• _What is needed_: Search the entries below. Return every line that has "보호시설은" in it.

• _Provided records_:
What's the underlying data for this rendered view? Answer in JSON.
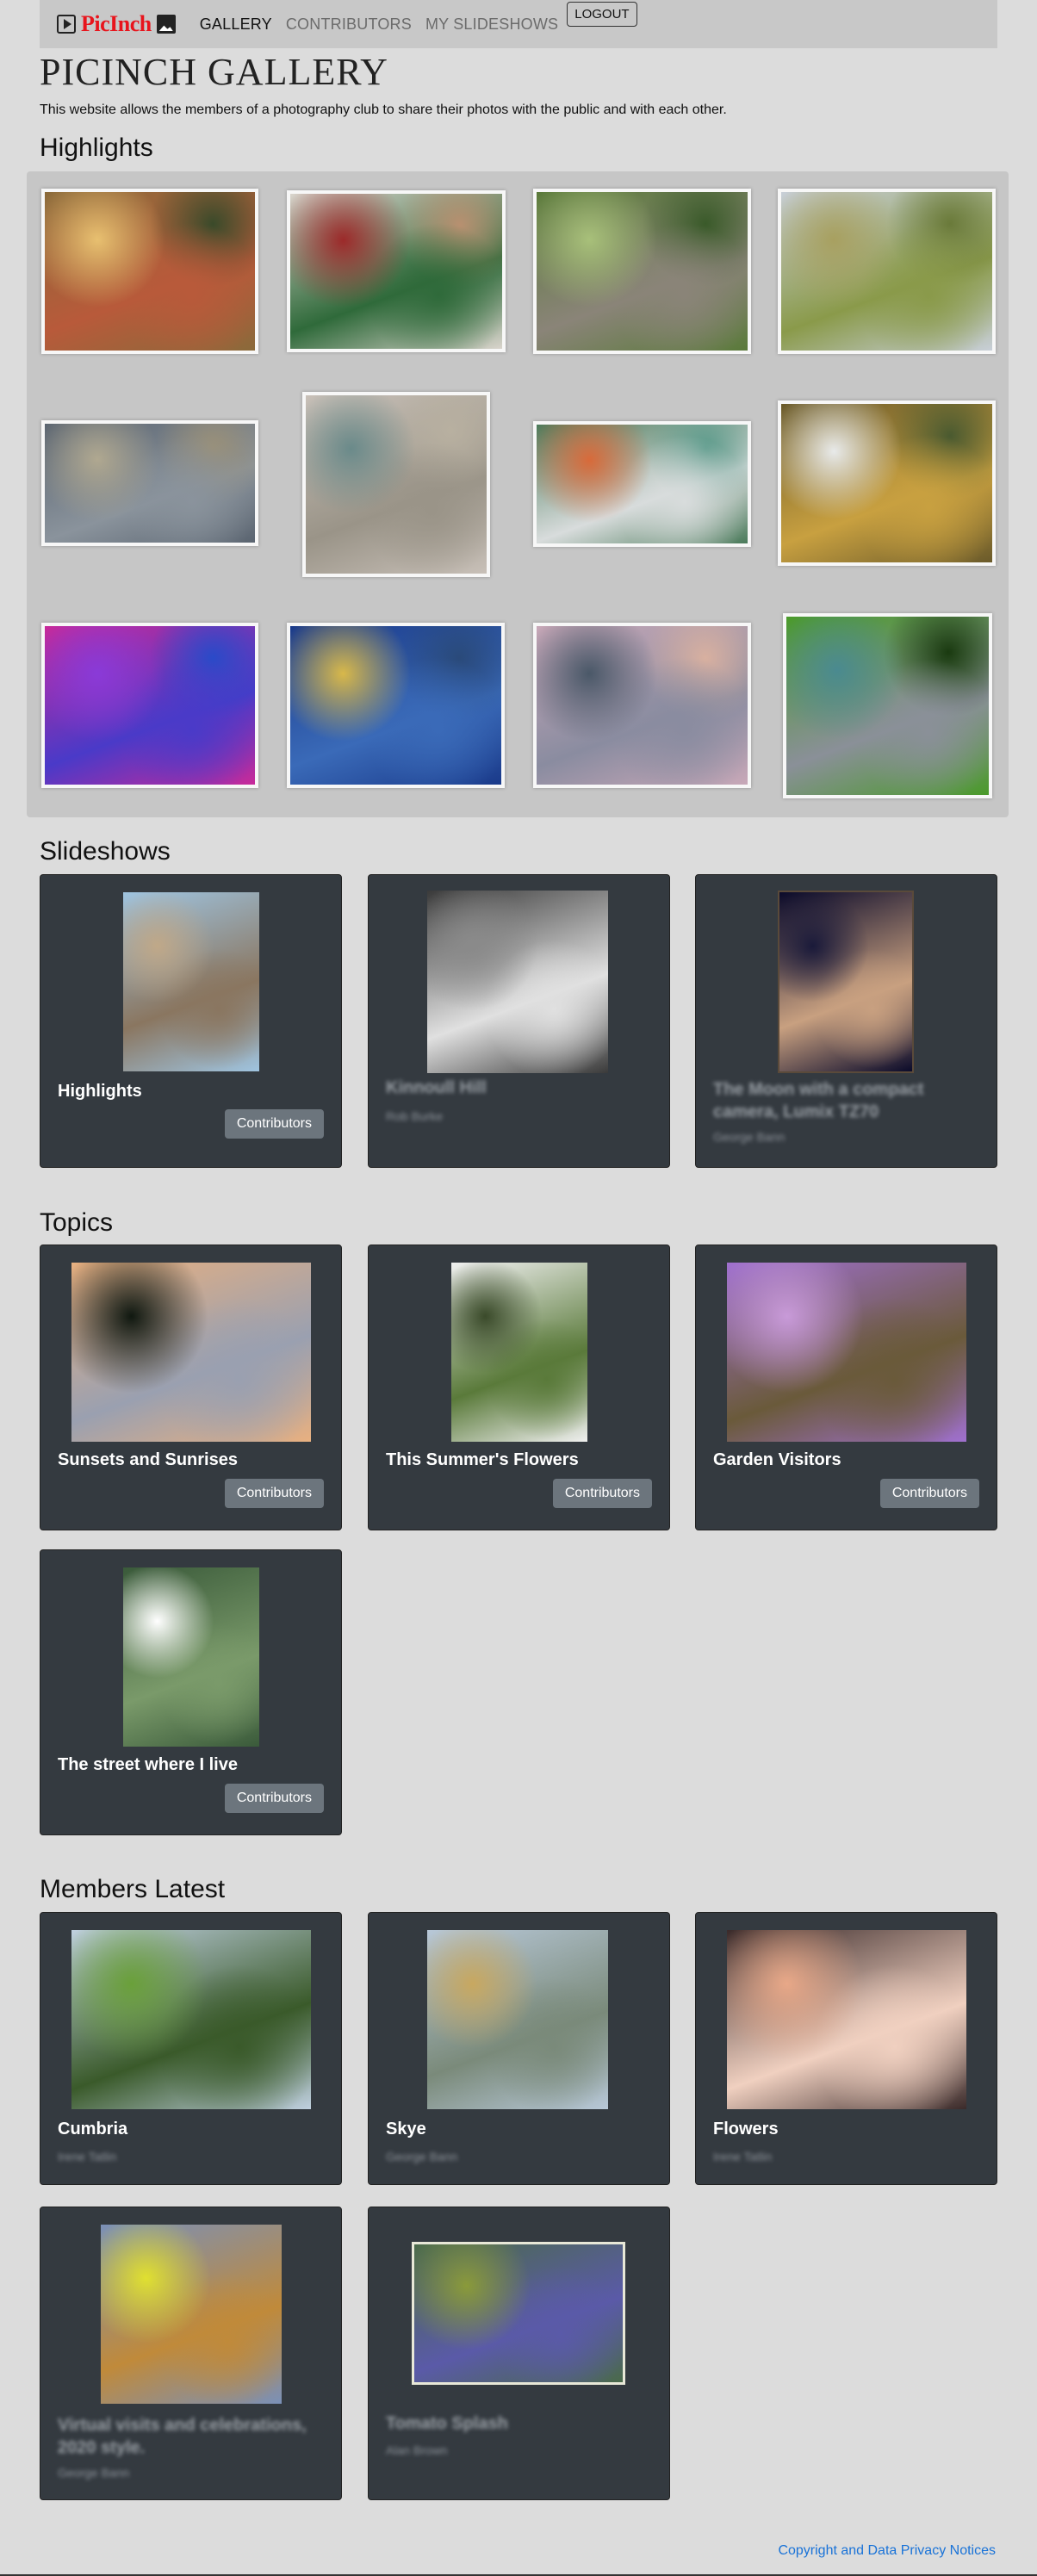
{
  "nav": {
    "brand": "PicInch",
    "links": [
      "GALLERY",
      "CONTRIBUTORS",
      "MY SLIDESHOWS"
    ],
    "logout": "LOGOUT"
  },
  "site": {
    "title": "PICINCH GALLERY",
    "intro": "This website allows the members of a photography club to share their photos with the public and with each other."
  },
  "sections": {
    "highlights": "Highlights",
    "slideshows": "Slideshows",
    "topics": "Topics",
    "members_latest": "Members Latest"
  },
  "highlights": [
    {
      "name": "steam-train-forest-photo",
      "colors": [
        "#8a6a3a",
        "#b85a3a",
        "#e8c070",
        "#3a4a2a"
      ]
    },
    {
      "name": "green-steam-locomotive-photo",
      "colors": [
        "#d9d4cc",
        "#2f6a3a",
        "#9c2a2a",
        "#b89070"
      ]
    },
    {
      "name": "stone-viaduct-photo",
      "colors": [
        "#5a7a3a",
        "#8a8478",
        "#a8c07a",
        "#3a5a2a"
      ]
    },
    {
      "name": "green-valley-rainbow-photo",
      "colors": [
        "#c8cfd8",
        "#8a9a4a",
        "#a8a060",
        "#6a7a3a"
      ]
    },
    {
      "name": "beach-storm-sky-photo",
      "colors": [
        "#5a6470",
        "#8a939c",
        "#b0a890",
        "#9a9078"
      ]
    },
    {
      "name": "concrete-dome-columns-photo",
      "colors": [
        "#c8c0b8",
        "#9a9488",
        "#6a8a8a",
        "#b8b0a0"
      ]
    },
    {
      "name": "pool-floats-photo",
      "colors": [
        "#4a7a5a",
        "#d8dcdc",
        "#d86a3a",
        "#5a9a8a"
      ]
    },
    {
      "name": "waterfall-autumn-photo",
      "colors": [
        "#6a5a2a",
        "#c8a040",
        "#e8eaea",
        "#4a5a30"
      ]
    },
    {
      "name": "pink-purple-bubbles-photo",
      "colors": [
        "#c82a9a",
        "#4a3ac8",
        "#8a3ad8",
        "#2a4ac8"
      ]
    },
    {
      "name": "blue-lake-reflection-photo",
      "colors": [
        "#1a3a8a",
        "#3a6ab8",
        "#d8b84a",
        "#2a4a7a"
      ]
    },
    {
      "name": "dusk-river-bridge-photo",
      "colors": [
        "#c8a8b8",
        "#8a8ca0",
        "#4a5868",
        "#d8b0a0"
      ]
    },
    {
      "name": "green-leaf-grey-door-photo",
      "colors": [
        "#4a9a2a",
        "#8a9098",
        "#4a8a90",
        "#1a3a10"
      ]
    }
  ],
  "slideshows": [
    {
      "title": "Highlights",
      "subtitle": "",
      "button": "Contributors",
      "blurred": false,
      "colors": [
        "#9fc4e0",
        "#8a7660",
        "#c0a888"
      ]
    },
    {
      "title": "Kinnoull Hill",
      "subtitle": "Rob Burke",
      "button": "",
      "blurred": true,
      "colors": [
        "#3a3a3a",
        "#e0e0e0",
        "#8a8a8a"
      ]
    },
    {
      "title": "The Moon with a compact camera, Lumix TZ70",
      "subtitle": "George Bann",
      "button": "",
      "blurred": true,
      "colors": [
        "#0a0a2a",
        "#c8a080",
        "#1a1a3a"
      ]
    }
  ],
  "topics": [
    {
      "title": "Sunsets and Sunrises",
      "button": "Contributors",
      "colors": [
        "#e8b080",
        "#9aa0b0",
        "#101810"
      ]
    },
    {
      "title": "This Summer's Flowers",
      "button": "Contributors",
      "colors": [
        "#f0f0f0",
        "#5a7a3a",
        "#3a4a2a"
      ]
    },
    {
      "title": "Garden Visitors",
      "button": "Contributors",
      "colors": [
        "#a070d0",
        "#6a5a3a",
        "#c89ad8"
      ]
    },
    {
      "title": "The street where I live",
      "button": "Contributors",
      "colors": [
        "#3a5a3a",
        "#7a9a6a",
        "#ffffff"
      ]
    }
  ],
  "members_latest": [
    {
      "title": "Cumbria",
      "subtitle": "Irene Tatlin",
      "blurred": false,
      "colors": [
        "#c0d0e0",
        "#3a5a2a",
        "#6aa03a"
      ]
    },
    {
      "title": "Skye",
      "subtitle": "George Bann",
      "blurred": false,
      "colors": [
        "#b8c8d8",
        "#7a8a7a",
        "#c8a860"
      ]
    },
    {
      "title": "Flowers",
      "subtitle": "Irene Tatlin",
      "blurred": false,
      "colors": [
        "#3a2a2a",
        "#f0d0c0",
        "#e8a888"
      ]
    },
    {
      "title": "Virtual visits and celebrations, 2020 style.",
      "subtitle": "George Bann",
      "blurred": true,
      "colors": [
        "#7a90b8",
        "#c08a3a",
        "#e0e030"
      ]
    },
    {
      "title": "Tomato Splash",
      "subtitle": "Alan Brown",
      "blurred": true,
      "colors": [
        "#4a6a4a",
        "#5a5aa8",
        "#8a9a3a"
      ]
    }
  ],
  "footer": {
    "link": "Copyright and Data Privacy Notices"
  }
}
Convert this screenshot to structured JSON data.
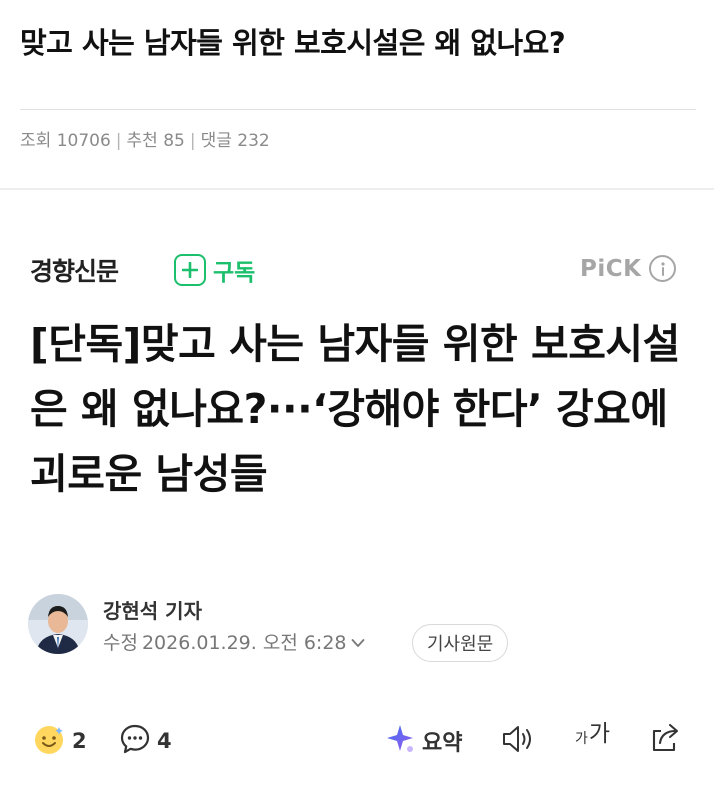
{
  "post": {
    "title": "맞고 사는 남자들 위한 보호시설은 왜 없나요?",
    "views_label": "조회",
    "views": "10706",
    "recommend_label": "추천",
    "recommend": "85",
    "comments_label": "댓글",
    "comments": "232",
    "separator": "|"
  },
  "article": {
    "press": "경향신문",
    "subscribe_label": "구독",
    "pick_label": "PiCK",
    "headline": "[단독]맞고 사는 남자들 위한 보호시설은 왜 없나요?···‘강해야 한다’ 강요에 괴로운 남성들",
    "reporter": "강현석 기자",
    "edited_label": "수정",
    "edited_datetime": "2026.01.29. 오전 6:28",
    "original_button": "기사원문"
  },
  "actions": {
    "reaction_count": "2",
    "comment_count": "4",
    "summary_label": "요약",
    "font_small": "가",
    "font_large": "가"
  },
  "colors": {
    "accent_green": "#1bbf6c",
    "muted_gray": "#a6a6a6",
    "text": "#111111",
    "summary_blue": "#3f6ff0",
    "summary_purple": "#9a5cf0"
  },
  "icons": [
    "plus-icon",
    "info-icon",
    "chevron-down-icon",
    "smile-emoji-icon",
    "comment-bubble-icon",
    "summary-sparkle-icon",
    "speaker-icon",
    "font-size-icon",
    "share-icon"
  ]
}
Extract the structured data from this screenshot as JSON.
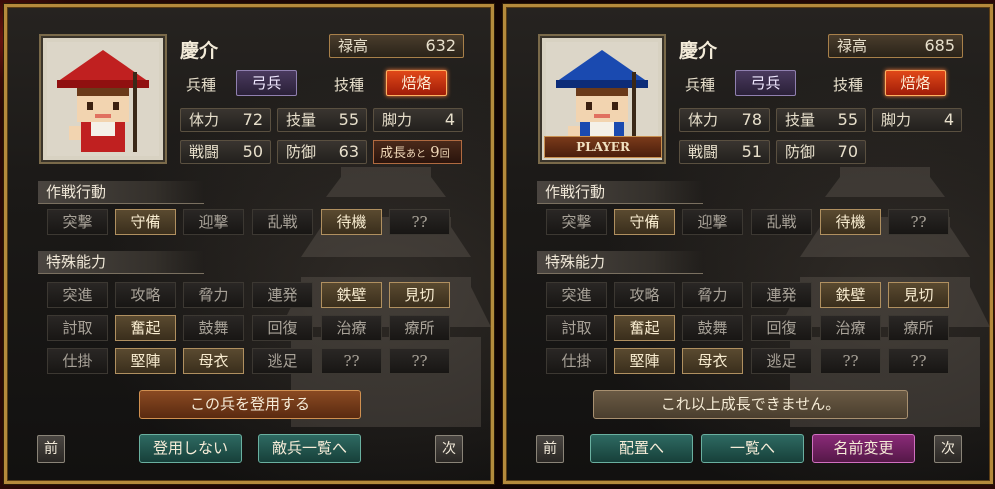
{
  "panels": [
    {
      "name": "慶介",
      "salary_label": "禄高",
      "salary": "632",
      "type_label": "兵種",
      "type_value": "弓兵",
      "skill_label": "技種",
      "skill_value": "焙烙",
      "stats": {
        "hp_label": "体力",
        "hp": "72",
        "tech_label": "技量",
        "tech": "55",
        "leg_label": "脚力",
        "leg": "4",
        "atk_label": "戦闘",
        "atk": "50",
        "def_label": "防御",
        "def": "63"
      },
      "growth": {
        "label": "成長",
        "small": "あと",
        "count": "9",
        "unit": "回"
      },
      "tactics_title": "作戦行動",
      "tactics": [
        {
          "label": "突撃",
          "on": false
        },
        {
          "label": "守備",
          "on": true
        },
        {
          "label": "迎撃",
          "on": false
        },
        {
          "label": "乱戦",
          "on": false
        },
        {
          "label": "待機",
          "on": true
        },
        {
          "label": "??",
          "on": false
        }
      ],
      "abilities_title": "特殊能力",
      "abilities": [
        {
          "label": "突進",
          "on": false
        },
        {
          "label": "攻略",
          "on": false
        },
        {
          "label": "脅力",
          "on": false
        },
        {
          "label": "連発",
          "on": false
        },
        {
          "label": "鉄壁",
          "on": true
        },
        {
          "label": "見切",
          "on": true
        },
        {
          "label": "討取",
          "on": false
        },
        {
          "label": "奮起",
          "on": true
        },
        {
          "label": "鼓舞",
          "on": false
        },
        {
          "label": "回復",
          "on": false
        },
        {
          "label": "治療",
          "on": false
        },
        {
          "label": "療所",
          "on": false
        },
        {
          "label": "仕掛",
          "on": false
        },
        {
          "label": "堅陣",
          "on": true
        },
        {
          "label": "母衣",
          "on": true
        },
        {
          "label": "逃足",
          "on": false
        },
        {
          "label": "??",
          "on": false
        },
        {
          "label": "??",
          "on": false
        }
      ],
      "main_action": "この兵を登用する",
      "prev": "前",
      "next": "次",
      "buttons": [
        "登用しない",
        "敵兵一覧へ"
      ]
    },
    {
      "name": "慶介",
      "player_tag": "PLAYER",
      "salary_label": "禄高",
      "salary": "685",
      "type_label": "兵種",
      "type_value": "弓兵",
      "skill_label": "技種",
      "skill_value": "焙烙",
      "stats": {
        "hp_label": "体力",
        "hp": "78",
        "tech_label": "技量",
        "tech": "55",
        "leg_label": "脚力",
        "leg": "4",
        "atk_label": "戦闘",
        "atk": "51",
        "def_label": "防御",
        "def": "70"
      },
      "tactics_title": "作戦行動",
      "tactics": [
        {
          "label": "突撃",
          "on": false
        },
        {
          "label": "守備",
          "on": true
        },
        {
          "label": "迎撃",
          "on": false
        },
        {
          "label": "乱戦",
          "on": false
        },
        {
          "label": "待機",
          "on": true
        },
        {
          "label": "??",
          "on": false
        }
      ],
      "abilities_title": "特殊能力",
      "abilities": [
        {
          "label": "突進",
          "on": false
        },
        {
          "label": "攻略",
          "on": false
        },
        {
          "label": "脅力",
          "on": false
        },
        {
          "label": "連発",
          "on": false
        },
        {
          "label": "鉄壁",
          "on": true
        },
        {
          "label": "見切",
          "on": true
        },
        {
          "label": "討取",
          "on": false
        },
        {
          "label": "奮起",
          "on": true
        },
        {
          "label": "鼓舞",
          "on": false
        },
        {
          "label": "回復",
          "on": false
        },
        {
          "label": "治療",
          "on": false
        },
        {
          "label": "療所",
          "on": false
        },
        {
          "label": "仕掛",
          "on": false
        },
        {
          "label": "堅陣",
          "on": true
        },
        {
          "label": "母衣",
          "on": true
        },
        {
          "label": "逃足",
          "on": false
        },
        {
          "label": "??",
          "on": false
        },
        {
          "label": "??",
          "on": false
        }
      ],
      "main_action": "これ以上成長できません。",
      "prev": "前",
      "next": "次",
      "buttons": [
        "配置へ",
        "一覧へ",
        "名前変更"
      ]
    }
  ],
  "colors": {
    "hat_left": "#c02020",
    "hat_right": "#1a4ab0",
    "accent_gold": "#b58a3c"
  }
}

• _The response_:
    "title": "맞고 사는 남자들 위한 보호시설은 왜 없나요?",
    "headline": "[단독]맞고 사는 남자들 위한 보호시설은 왜 없나요?···‘강해야 한다’ 강요에 괴로운 남성들",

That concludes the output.